━━━━━ RECORD EXTRACTS

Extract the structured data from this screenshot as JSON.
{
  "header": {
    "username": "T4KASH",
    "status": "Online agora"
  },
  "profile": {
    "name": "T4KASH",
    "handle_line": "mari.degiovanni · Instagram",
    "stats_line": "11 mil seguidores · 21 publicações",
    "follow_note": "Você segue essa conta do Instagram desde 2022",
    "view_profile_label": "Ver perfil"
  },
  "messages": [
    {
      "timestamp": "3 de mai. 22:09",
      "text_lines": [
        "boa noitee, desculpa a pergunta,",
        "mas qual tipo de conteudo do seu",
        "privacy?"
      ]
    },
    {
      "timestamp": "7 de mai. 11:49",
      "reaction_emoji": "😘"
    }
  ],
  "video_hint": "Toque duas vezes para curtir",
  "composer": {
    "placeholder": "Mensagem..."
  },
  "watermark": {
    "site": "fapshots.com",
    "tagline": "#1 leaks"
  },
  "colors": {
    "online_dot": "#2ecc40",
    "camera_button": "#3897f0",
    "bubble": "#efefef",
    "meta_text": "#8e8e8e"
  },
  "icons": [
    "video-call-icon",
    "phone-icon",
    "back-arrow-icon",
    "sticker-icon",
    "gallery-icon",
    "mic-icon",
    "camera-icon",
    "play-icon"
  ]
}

━━━━━━━━━━

GIVEN REQUEST: Look above for lines with the word "Instagram" and copy them all.

EXPECTED ANSWER:
    "handle_line": "mari.degiovanni · Instagram",
    "follow_note": "Você segue essa conta do Instagram desde 2022",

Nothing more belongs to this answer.